BEGIN Given records
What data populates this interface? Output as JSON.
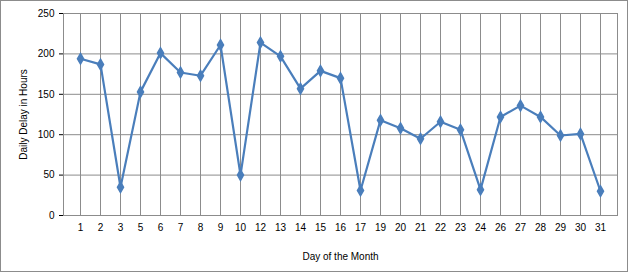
{
  "chart_data": {
    "type": "line",
    "x_label": "Day of the Month",
    "y_label": "Daily Delay in Hours",
    "categories": [
      "1",
      "2",
      "3",
      "5",
      "6",
      "7",
      "8",
      "9",
      "10",
      "12",
      "13",
      "14",
      "15",
      "16",
      "17",
      "19",
      "20",
      "21",
      "22",
      "23",
      "24",
      "26",
      "27",
      "28",
      "29",
      "30",
      "31"
    ],
    "values": [
      194,
      187,
      35,
      153,
      201,
      177,
      173,
      211,
      50,
      214,
      197,
      157,
      179,
      170,
      31,
      118,
      108,
      95,
      116,
      106,
      32,
      122,
      136,
      122,
      99,
      101,
      30
    ],
    "color": "#4a7ebb",
    "marker": "diamond",
    "ylim": [
      0,
      250
    ],
    "yticks": [
      0,
      50,
      100,
      150,
      200,
      250
    ],
    "grid": true
  }
}
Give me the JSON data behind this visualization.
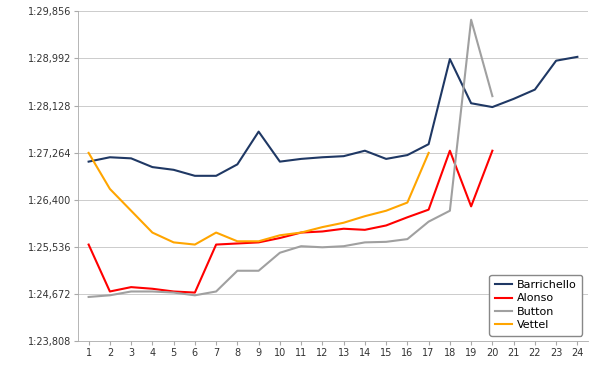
{
  "x": [
    1,
    2,
    3,
    4,
    5,
    6,
    7,
    8,
    9,
    10,
    11,
    12,
    13,
    14,
    15,
    16,
    17,
    18,
    19,
    20,
    21,
    22,
    23,
    24
  ],
  "barrichello": [
    87.1,
    87.18,
    87.16,
    87.0,
    86.95,
    86.84,
    86.84,
    87.05,
    87.65,
    87.1,
    87.15,
    87.18,
    87.2,
    87.3,
    87.15,
    87.22,
    87.42,
    88.98,
    88.17,
    88.1,
    88.25,
    88.42,
    88.95,
    89.02
  ],
  "alonso": [
    85.58,
    84.72,
    84.8,
    84.77,
    84.72,
    84.7,
    85.58,
    85.6,
    85.62,
    85.7,
    85.8,
    85.82,
    85.87,
    85.85,
    85.93,
    86.08,
    86.22,
    87.3,
    86.28,
    87.3,
    null,
    null,
    null,
    null
  ],
  "button": [
    84.62,
    84.65,
    84.72,
    84.72,
    84.7,
    84.65,
    84.72,
    85.1,
    85.1,
    85.43,
    85.55,
    85.53,
    85.55,
    85.62,
    85.63,
    85.68,
    86.0,
    86.2,
    89.7,
    88.3,
    null,
    null,
    null,
    null
  ],
  "vettel": [
    87.26,
    86.6,
    86.2,
    85.8,
    85.62,
    85.58,
    85.8,
    85.64,
    85.64,
    85.75,
    85.8,
    85.9,
    85.98,
    86.1,
    86.2,
    86.35,
    87.26,
    null,
    null,
    null,
    null,
    null,
    null,
    null
  ],
  "yticks_labels": [
    "1:23,808",
    "1:24,672",
    "1:25,536",
    "1:26,400",
    "1:27,264",
    "1:28,128",
    "1:28,992",
    "1:29,856"
  ],
  "yticks_values": [
    83.808,
    84.672,
    85.536,
    86.4,
    87.264,
    88.128,
    88.992,
    89.856
  ],
  "colors": {
    "barrichello": "#1f3864",
    "alonso": "#ff0000",
    "button": "#a0a0a0",
    "vettel": "#ffa500"
  }
}
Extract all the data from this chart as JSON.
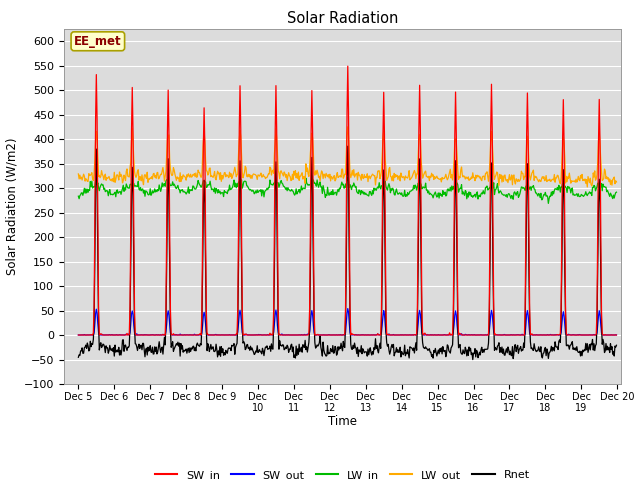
{
  "title": "Solar Radiation",
  "ylabel": "Solar Radiation (W/m2)",
  "xlabel": "Time",
  "ylim": [
    -100,
    625
  ],
  "yticks": [
    -100,
    -50,
    0,
    50,
    100,
    150,
    200,
    250,
    300,
    350,
    400,
    450,
    500,
    550,
    600
  ],
  "xlim_days": [
    4.6,
    20.1
  ],
  "xtick_days": [
    5,
    6,
    7,
    8,
    9,
    10,
    11,
    12,
    13,
    14,
    15,
    16,
    17,
    18,
    19,
    20
  ],
  "xtick_labels": [
    "Dec 5",
    "Dec 6",
    "Dec 7",
    "Dec 8",
    "Dec 9",
    "Dec 10",
    "Dec 11",
    "Dec 12",
    "Dec 13",
    "Dec 14",
    "Dec 15",
    "Dec 16",
    "Dec 17",
    "Dec 18",
    "Dec 19",
    "Dec 20"
  ],
  "colors": {
    "SW_in": "#ff0000",
    "SW_out": "#0000ff",
    "LW_in": "#00bb00",
    "LW_out": "#ffaa00",
    "Rnet": "#000000"
  },
  "bg_color": "#dcdcdc",
  "annotation_text": "EE_met",
  "annotation_color": "#8b0000",
  "annotation_bg": "#ffffcc",
  "annotation_border": "#aaa000"
}
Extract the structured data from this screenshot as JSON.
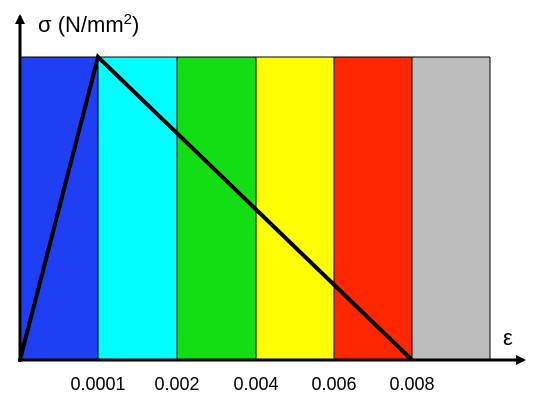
{
  "chart_data": {
    "type": "line",
    "ylabel_base": "σ (N/mm",
    "ylabel_sup": "2",
    "ylabel_end": ")",
    "xlabel": "ε",
    "bands": [
      {
        "color": "#1f3ff5"
      },
      {
        "color": "#00ffff"
      },
      {
        "color": "#13dd13"
      },
      {
        "color": "#ffff00"
      },
      {
        "color": "#ff2600"
      },
      {
        "color": "#bdbdbd"
      }
    ],
    "tick_labels": [
      "0.0001",
      "0.002",
      "0.004",
      "0.006",
      "0.008"
    ],
    "stroke_color": "#000000",
    "series": [
      {
        "x": [
          "0",
          "0.0001",
          "0.008"
        ],
        "y": [
          "0",
          "peak",
          "0"
        ]
      }
    ]
  }
}
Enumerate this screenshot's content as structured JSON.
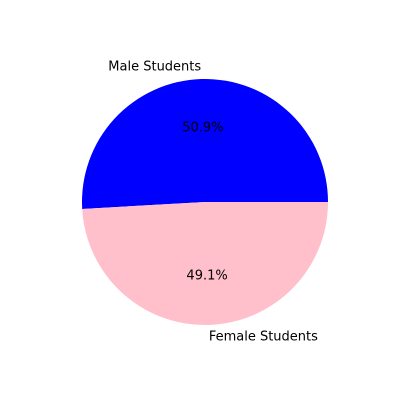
{
  "chart_data": {
    "type": "pie",
    "title": "",
    "start_angle": 0,
    "direction": "counterclockwise",
    "slices": [
      {
        "label": "Male Students",
        "value": 50.9,
        "pct_label": "50.9%",
        "color": "#0000ff"
      },
      {
        "label": "Female Students",
        "value": 49.1,
        "pct_label": "49.1%",
        "color": "#ffc0cb"
      }
    ]
  }
}
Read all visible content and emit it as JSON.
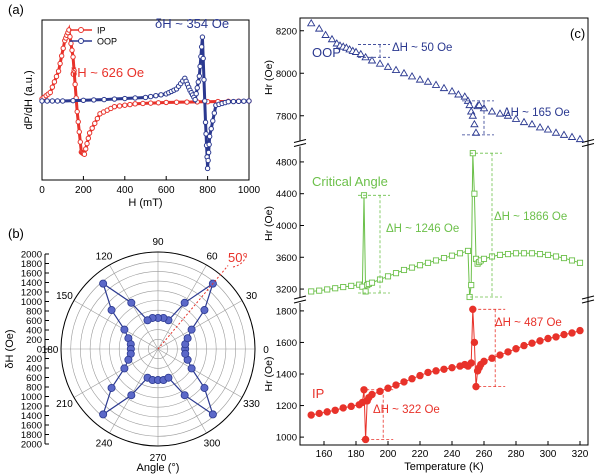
{
  "colors": {
    "ip": "#e8322a",
    "oop": "#2b3990",
    "crit": "#6cc04a",
    "axis": "#000000",
    "polar_grid": "#9a9a9a"
  },
  "chart_data": [
    {
      "panel": "(a)",
      "type": "line",
      "xlabel": "H (mT)",
      "ylabel": "dP/dH (a.u.)",
      "xlim": [
        0,
        1000
      ],
      "ylim": [
        -1,
        1
      ],
      "xticks": [
        "0",
        "200",
        "400",
        "600",
        "800",
        "1000"
      ],
      "legend": {
        "position": "top-left",
        "entries": [
          "IP",
          "OOP"
        ]
      },
      "annotations": [
        "δH ~ 626 Oe",
        "δH ~ 354 Oe"
      ],
      "series": [
        {
          "name": "IP",
          "x": [
            0,
            40,
            80,
            110,
            130,
            150,
            170,
            190,
            205,
            230,
            280,
            350,
            450,
            600,
            800,
            1000
          ],
          "y": [
            0.03,
            0.12,
            0.42,
            0.85,
            1.0,
            0.62,
            -0.15,
            -0.72,
            -0.75,
            -0.45,
            -0.18,
            -0.08,
            -0.04,
            -0.02,
            -0.01,
            0.0
          ]
        },
        {
          "name": "OOP",
          "x": [
            0,
            100,
            300,
            500,
            600,
            650,
            690,
            715,
            740,
            760,
            775,
            790,
            800,
            810,
            840,
            900,
            1000
          ],
          "y": [
            0.0,
            0.0,
            0.02,
            0.05,
            0.1,
            0.17,
            0.32,
            0.15,
            0.02,
            0.35,
            0.9,
            -0.3,
            -0.95,
            -0.5,
            -0.06,
            -0.01,
            0.0
          ]
        }
      ]
    },
    {
      "panel": "(b)",
      "type": "scatter",
      "polar": true,
      "xlabel": "Angle (°)",
      "ylabel": "δH (Oe)",
      "r_lim": [
        0,
        2000
      ],
      "r_ticks": [
        "2000",
        "1800",
        "1600",
        "1400",
        "1200",
        "1000",
        "800",
        "600",
        "400",
        "200",
        "0",
        "200",
        "400",
        "600",
        "800",
        "1000",
        "1200",
        "1400",
        "1600",
        "1800",
        "2000"
      ],
      "angle_ticks": [
        "0",
        "30",
        "60",
        "90",
        "120",
        "150",
        "180",
        "210",
        "240",
        "270",
        "300",
        "330"
      ],
      "annotation": "50°",
      "points": {
        "angle_deg": [
          10,
          20,
          30,
          40,
          50,
          60,
          70,
          80,
          90,
          100,
          110,
          120,
          130,
          140,
          150,
          160,
          170,
          180,
          190,
          200,
          210,
          220,
          230,
          240,
          250,
          260,
          270,
          280,
          290,
          300,
          310,
          320,
          330,
          340,
          350,
          0
        ],
        "r": [
          570,
          650,
          800,
          1250,
          1760,
          1100,
          630,
          650,
          640,
          650,
          630,
          1100,
          1760,
          1250,
          800,
          650,
          570,
          560,
          570,
          650,
          800,
          1250,
          1760,
          1100,
          630,
          650,
          640,
          650,
          630,
          1100,
          1760,
          1250,
          800,
          650,
          570,
          560
        ]
      }
    },
    {
      "panel": "(c)",
      "type": "scatter",
      "xlabel": "Temperature (K)",
      "xlim": [
        145,
        325
      ],
      "xticks": [
        "160",
        "180",
        "200",
        "220",
        "240",
        "260",
        "280",
        "300",
        "320"
      ],
      "subplots": [
        {
          "label": "OOP",
          "ylabel": "Hr (Oe)",
          "ylim": [
            7700,
            8260
          ],
          "yticks": [
            "7800",
            "8000",
            "8200"
          ],
          "annotations": [
            "ΔH ~ 50 Oe",
            "ΔH ~ 165 Oe"
          ],
          "x": [
            152,
            157,
            161,
            165,
            168,
            170,
            172,
            174,
            176,
            178,
            180,
            183,
            186,
            190,
            195,
            200,
            205,
            210,
            215,
            220,
            225,
            230,
            235,
            240,
            244,
            248,
            250,
            251,
            252,
            253,
            254,
            255,
            256,
            257,
            260,
            265,
            270,
            275,
            280,
            285,
            290,
            295,
            300,
            305,
            310,
            315,
            320
          ],
          "y": [
            8235,
            8210,
            8180,
            8160,
            8140,
            8130,
            8125,
            8120,
            8112,
            8105,
            8100,
            8090,
            8075,
            8060,
            8045,
            8030,
            8015,
            8000,
            7985,
            7970,
            7960,
            7945,
            7930,
            7915,
            7900,
            7890,
            7870,
            7850,
            7820,
            7800,
            7760,
            7720,
            7845,
            7850,
            7835,
            7820,
            7810,
            7800,
            7785,
            7770,
            7760,
            7745,
            7735,
            7720,
            7710,
            7700,
            7690
          ]
        },
        {
          "label": "Critical Angle",
          "ylabel": "Hr (Oe)",
          "ylim": [
            3100,
            4950
          ],
          "yticks": [
            "3200",
            "3600",
            "4000",
            "4400",
            "4800"
          ],
          "annotations": [
            "ΔH ~ 1246 Oe",
            "ΔH ~ 1866 Oe"
          ],
          "x": [
            152,
            157,
            162,
            167,
            172,
            177,
            182,
            184,
            185,
            186,
            187,
            188,
            190,
            195,
            200,
            205,
            210,
            215,
            220,
            225,
            230,
            235,
            240,
            245,
            250,
            251,
            252,
            253,
            254,
            255,
            256,
            257,
            258,
            260,
            265,
            270,
            275,
            280,
            285,
            290,
            295,
            300,
            305,
            310,
            315,
            320
          ],
          "y": [
            3170,
            3180,
            3195,
            3210,
            3225,
            3240,
            3255,
            3230,
            4380,
            3170,
            3250,
            3265,
            3280,
            3320,
            3360,
            3400,
            3440,
            3470,
            3500,
            3530,
            3560,
            3590,
            3620,
            3650,
            3680,
            3100,
            3250,
            4910,
            4400,
            3580,
            3520,
            3540,
            3560,
            3580,
            3610,
            3630,
            3640,
            3650,
            3650,
            3650,
            3640,
            3630,
            3610,
            3590,
            3560,
            3530
          ]
        },
        {
          "label": "IP",
          "ylabel": "Hr (Oe)",
          "ylim": [
            950,
            1850
          ],
          "yticks": [
            "1000",
            "1200",
            "1400",
            "1600",
            "1800"
          ],
          "annotations": [
            "ΔH ~ 322 Oe",
            "ΔH ~ 487 Oe"
          ],
          "x": [
            152,
            157,
            162,
            167,
            172,
            177,
            182,
            184,
            185,
            186,
            187,
            188,
            190,
            195,
            200,
            205,
            210,
            215,
            220,
            225,
            230,
            235,
            240,
            245,
            248,
            250,
            252,
            253,
            254,
            255,
            256,
            257,
            258,
            260,
            265,
            270,
            275,
            280,
            285,
            290,
            295,
            300,
            305,
            310,
            315,
            320
          ],
          "y": [
            1140,
            1150,
            1160,
            1170,
            1185,
            1195,
            1205,
            1220,
            1300,
            985,
            1230,
            1250,
            1270,
            1290,
            1310,
            1330,
            1350,
            1370,
            1390,
            1410,
            1420,
            1430,
            1440,
            1450,
            1460,
            1450,
            1470,
            1810,
            1600,
            1320,
            1420,
            1440,
            1460,
            1480,
            1500,
            1520,
            1540,
            1560,
            1580,
            1595,
            1610,
            1625,
            1635,
            1650,
            1660,
            1675
          ]
        }
      ]
    }
  ],
  "panel_labels": [
    "(a)",
    "(b)",
    "(c)"
  ]
}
END Given records
▸ **Your task**: Each line that contains the string "Solar" counts once; report how many such lines the entries have, giving only the number.

▸ **Solution below**: 2